*** Material for this task

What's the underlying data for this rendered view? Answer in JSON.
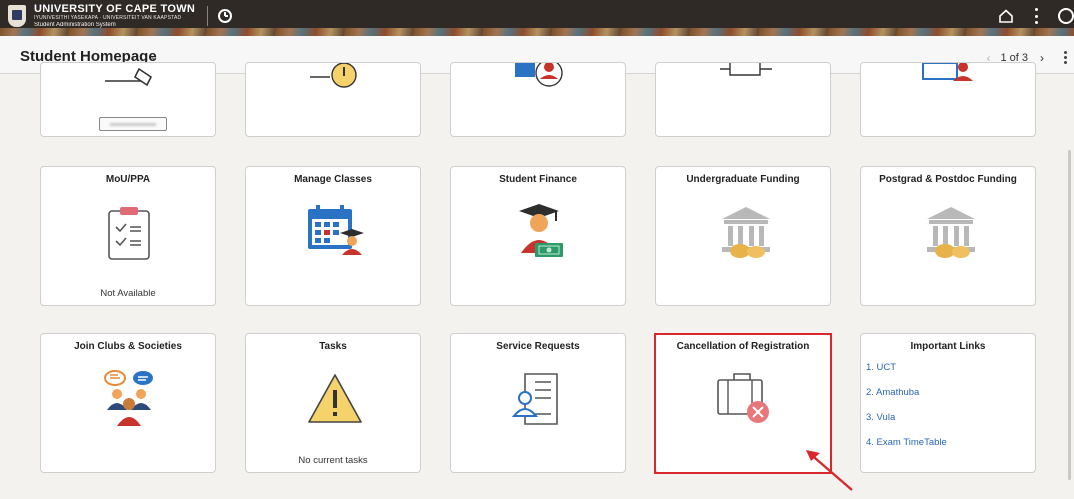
{
  "header": {
    "university_name": "UNIVERSITY OF CAPE TOWN",
    "university_translations": "IYUNIVESITHI YASEKAPA · UNIVERSITEIT VAN KAAPSTAD",
    "system_name": "Student Administration System",
    "icons": [
      "clock-icon",
      "home-icon",
      "kebab-icon",
      "compass-icon"
    ]
  },
  "subheader": {
    "title": "Student Homepage",
    "title_chevron": "⌄",
    "pager": {
      "text": "1 of 3",
      "prev": "‹",
      "next": "›"
    }
  },
  "tiles": {
    "row0": [
      {
        "title": "",
        "icon": "pencil-icon"
      },
      {
        "title": "",
        "icon": "alert-icon"
      },
      {
        "title": "",
        "icon": "profile-icon"
      },
      {
        "title": "",
        "icon": "monitor-icon"
      },
      {
        "title": "",
        "icon": "card-user-icon"
      }
    ],
    "mou": {
      "title": "MoU/PPA",
      "footer": "Not Available",
      "icon": "checklist-icon"
    },
    "manage_classes": {
      "title": "Manage Classes",
      "icon": "calendar-student-icon"
    },
    "student_finance": {
      "title": "Student Finance",
      "icon": "graduate-money-icon"
    },
    "ug_funding": {
      "title": "Undergraduate Funding",
      "icon": "bank-icon"
    },
    "pg_funding": {
      "title": "Postgrad & Postdoc Funding",
      "icon": "bank-icon"
    },
    "clubs": {
      "title": "Join Clubs & Societies",
      "icon": "people-chat-icon"
    },
    "tasks": {
      "title": "Tasks",
      "footer": "No current tasks",
      "icon": "warning-icon"
    },
    "service_requests": {
      "title": "Service Requests",
      "icon": "document-user-icon"
    },
    "cancellation": {
      "title": "Cancellation of Registration",
      "icon": "briefcase-cancel-icon"
    },
    "important_links": {
      "title": "Important Links",
      "links": [
        "1. UCT",
        "2. Amathuba",
        "3. Vula",
        "4. Exam TimeTable"
      ]
    }
  },
  "colors": {
    "header_bg": "#2f2a26",
    "highlight": "#d9272e",
    "link": "#2a66b2",
    "accent_red": "#c8332c",
    "accent_blue": "#2a72c4"
  }
}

******

## Task description
Print the entries above exactly, taking out only the pictures.

## Completed task
What's the underlying data for this rendered view? Answer in JSON.
{
  "header": {
    "university_name": "UNIVERSITY OF CAPE TOWN",
    "university_translations": "IYUNIVESITHI YASEKAPA · UNIVERSITEIT VAN KAAPSTAD",
    "system_name": "Student Administration System",
    "icons": [
      "clock-icon",
      "home-icon",
      "kebab-icon",
      "compass-icon"
    ]
  },
  "subheader": {
    "title": "Student Homepage",
    "title_chevron": "⌄",
    "pager": {
      "text": "1 of 3",
      "prev": "‹",
      "next": "›"
    }
  },
  "tiles": {
    "row0": [
      {
        "title": "",
        "icon": "pencil-icon"
      },
      {
        "title": "",
        "icon": "alert-icon"
      },
      {
        "title": "",
        "icon": "profile-icon"
      },
      {
        "title": "",
        "icon": "monitor-icon"
      },
      {
        "title": "",
        "icon": "card-user-icon"
      }
    ],
    "mou": {
      "title": "MoU/PPA",
      "footer": "Not Available",
      "icon": "checklist-icon"
    },
    "manage_classes": {
      "title": "Manage Classes",
      "icon": "calendar-student-icon"
    },
    "student_finance": {
      "title": "Student Finance",
      "icon": "graduate-money-icon"
    },
    "ug_funding": {
      "title": "Undergraduate Funding",
      "icon": "bank-icon"
    },
    "pg_funding": {
      "title": "Postgrad & Postdoc Funding",
      "icon": "bank-icon"
    },
    "clubs": {
      "title": "Join Clubs & Societies",
      "icon": "people-chat-icon"
    },
    "tasks": {
      "title": "Tasks",
      "footer": "No current tasks",
      "icon": "warning-icon"
    },
    "service_requests": {
      "title": "Service Requests",
      "icon": "document-user-icon"
    },
    "cancellation": {
      "title": "Cancellation of Registration",
      "icon": "briefcase-cancel-icon"
    },
    "important_links": {
      "title": "Important Links",
      "links": [
        "1. UCT",
        "2. Amathuba",
        "3. Vula",
        "4. Exam TimeTable"
      ]
    }
  },
  "colors": {
    "header_bg": "#2f2a26",
    "highlight": "#d9272e",
    "link": "#2a66b2",
    "accent_red": "#c8332c",
    "accent_blue": "#2a72c4"
  }
}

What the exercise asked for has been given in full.